Set problem —
Look through the listing below and give the number of lines that hold "this". Say nothing more.

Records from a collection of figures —
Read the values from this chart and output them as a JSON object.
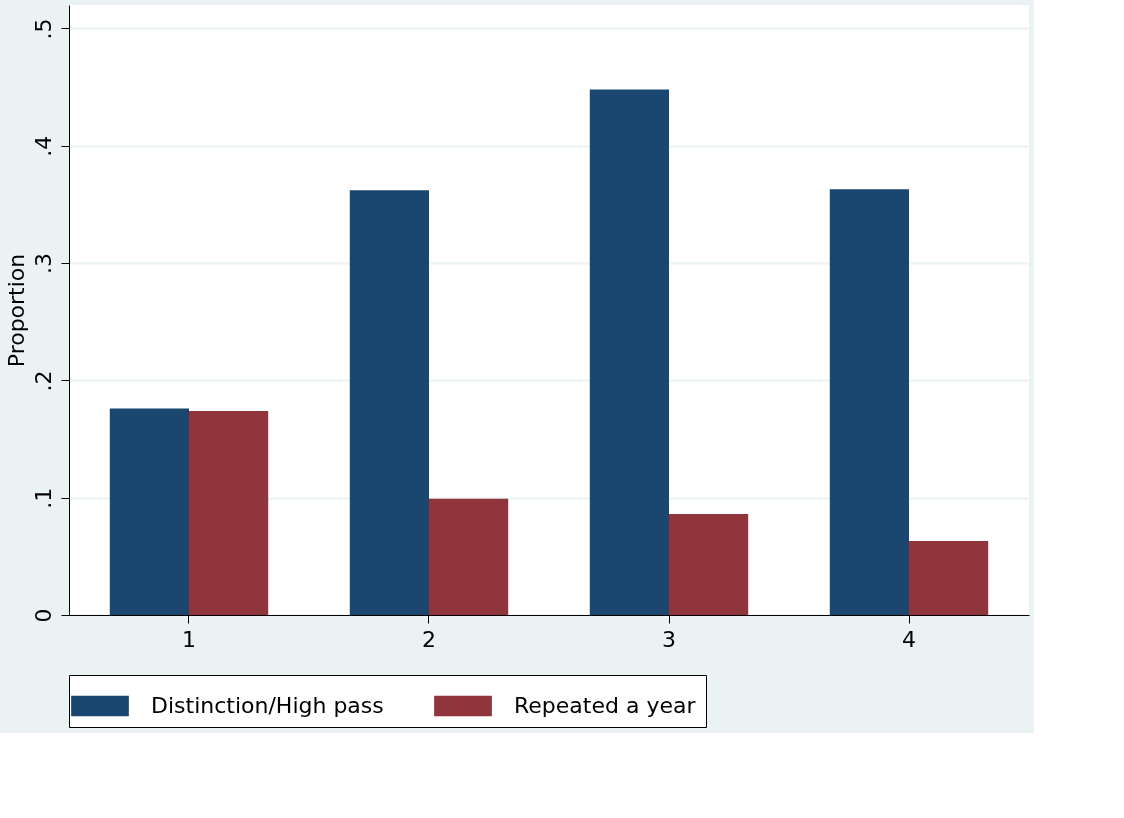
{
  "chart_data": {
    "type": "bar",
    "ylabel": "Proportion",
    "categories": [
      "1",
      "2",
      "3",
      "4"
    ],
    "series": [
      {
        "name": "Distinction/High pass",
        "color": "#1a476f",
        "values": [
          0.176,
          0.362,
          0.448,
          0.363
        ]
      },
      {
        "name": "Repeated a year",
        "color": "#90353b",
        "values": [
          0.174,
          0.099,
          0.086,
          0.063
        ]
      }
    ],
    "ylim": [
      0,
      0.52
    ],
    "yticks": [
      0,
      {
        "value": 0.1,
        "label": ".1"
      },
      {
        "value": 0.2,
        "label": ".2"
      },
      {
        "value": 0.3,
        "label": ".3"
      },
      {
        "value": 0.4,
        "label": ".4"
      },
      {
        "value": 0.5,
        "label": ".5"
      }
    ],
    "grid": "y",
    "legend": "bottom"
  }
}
...
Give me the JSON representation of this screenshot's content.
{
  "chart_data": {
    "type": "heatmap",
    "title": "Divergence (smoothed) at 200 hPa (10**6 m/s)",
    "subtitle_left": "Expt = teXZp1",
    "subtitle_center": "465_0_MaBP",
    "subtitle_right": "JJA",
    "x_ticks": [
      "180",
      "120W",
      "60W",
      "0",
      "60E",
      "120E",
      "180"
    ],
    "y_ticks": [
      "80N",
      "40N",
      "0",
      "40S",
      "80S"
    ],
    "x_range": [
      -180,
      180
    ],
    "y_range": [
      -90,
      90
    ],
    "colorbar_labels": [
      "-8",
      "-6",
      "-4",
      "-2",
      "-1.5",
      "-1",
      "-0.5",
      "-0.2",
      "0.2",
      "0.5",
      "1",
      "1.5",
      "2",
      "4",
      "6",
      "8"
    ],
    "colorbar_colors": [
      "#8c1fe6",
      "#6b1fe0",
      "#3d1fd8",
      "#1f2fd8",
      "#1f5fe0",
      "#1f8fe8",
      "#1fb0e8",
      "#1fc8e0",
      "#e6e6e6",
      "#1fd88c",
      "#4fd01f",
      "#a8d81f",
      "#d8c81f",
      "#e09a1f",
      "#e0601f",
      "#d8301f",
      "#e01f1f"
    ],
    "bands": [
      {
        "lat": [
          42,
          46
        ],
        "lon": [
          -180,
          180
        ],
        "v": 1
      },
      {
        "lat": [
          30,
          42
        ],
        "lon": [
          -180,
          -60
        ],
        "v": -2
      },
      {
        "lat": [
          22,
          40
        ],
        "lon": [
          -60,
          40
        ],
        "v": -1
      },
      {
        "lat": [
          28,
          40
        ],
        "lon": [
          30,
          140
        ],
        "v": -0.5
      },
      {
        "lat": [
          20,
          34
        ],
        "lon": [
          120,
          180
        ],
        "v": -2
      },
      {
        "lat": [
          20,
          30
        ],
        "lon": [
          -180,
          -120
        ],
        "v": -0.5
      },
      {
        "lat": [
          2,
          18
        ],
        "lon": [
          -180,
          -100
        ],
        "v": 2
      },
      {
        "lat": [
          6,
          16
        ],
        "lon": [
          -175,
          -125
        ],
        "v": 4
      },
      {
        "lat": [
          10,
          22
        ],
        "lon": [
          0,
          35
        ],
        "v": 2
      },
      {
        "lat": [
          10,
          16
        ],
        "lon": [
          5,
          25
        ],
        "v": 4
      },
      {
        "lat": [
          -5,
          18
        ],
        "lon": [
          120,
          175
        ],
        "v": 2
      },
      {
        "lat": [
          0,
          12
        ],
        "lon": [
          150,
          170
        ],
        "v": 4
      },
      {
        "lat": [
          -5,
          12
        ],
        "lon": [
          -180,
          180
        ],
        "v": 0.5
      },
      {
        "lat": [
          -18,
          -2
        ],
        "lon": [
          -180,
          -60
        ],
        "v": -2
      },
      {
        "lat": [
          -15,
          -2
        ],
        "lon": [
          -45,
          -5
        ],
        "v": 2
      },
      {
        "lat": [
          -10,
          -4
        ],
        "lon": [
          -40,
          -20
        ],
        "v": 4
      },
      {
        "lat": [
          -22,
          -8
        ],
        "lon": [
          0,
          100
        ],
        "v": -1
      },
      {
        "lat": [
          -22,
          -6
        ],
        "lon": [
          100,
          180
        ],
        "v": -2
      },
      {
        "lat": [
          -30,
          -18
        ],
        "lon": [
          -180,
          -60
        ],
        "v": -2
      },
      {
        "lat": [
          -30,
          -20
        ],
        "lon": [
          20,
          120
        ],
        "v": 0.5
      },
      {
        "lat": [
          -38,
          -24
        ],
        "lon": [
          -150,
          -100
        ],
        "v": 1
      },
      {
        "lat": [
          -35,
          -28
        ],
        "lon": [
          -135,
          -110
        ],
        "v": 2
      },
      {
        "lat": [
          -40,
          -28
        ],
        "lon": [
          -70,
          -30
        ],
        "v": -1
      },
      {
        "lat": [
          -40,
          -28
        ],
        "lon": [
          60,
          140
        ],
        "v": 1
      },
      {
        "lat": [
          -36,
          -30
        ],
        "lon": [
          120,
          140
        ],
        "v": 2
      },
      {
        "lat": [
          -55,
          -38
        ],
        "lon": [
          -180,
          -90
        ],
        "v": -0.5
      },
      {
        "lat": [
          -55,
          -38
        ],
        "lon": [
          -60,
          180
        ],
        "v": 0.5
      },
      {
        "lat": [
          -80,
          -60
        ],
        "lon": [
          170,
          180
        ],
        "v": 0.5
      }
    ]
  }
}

Final answer —
2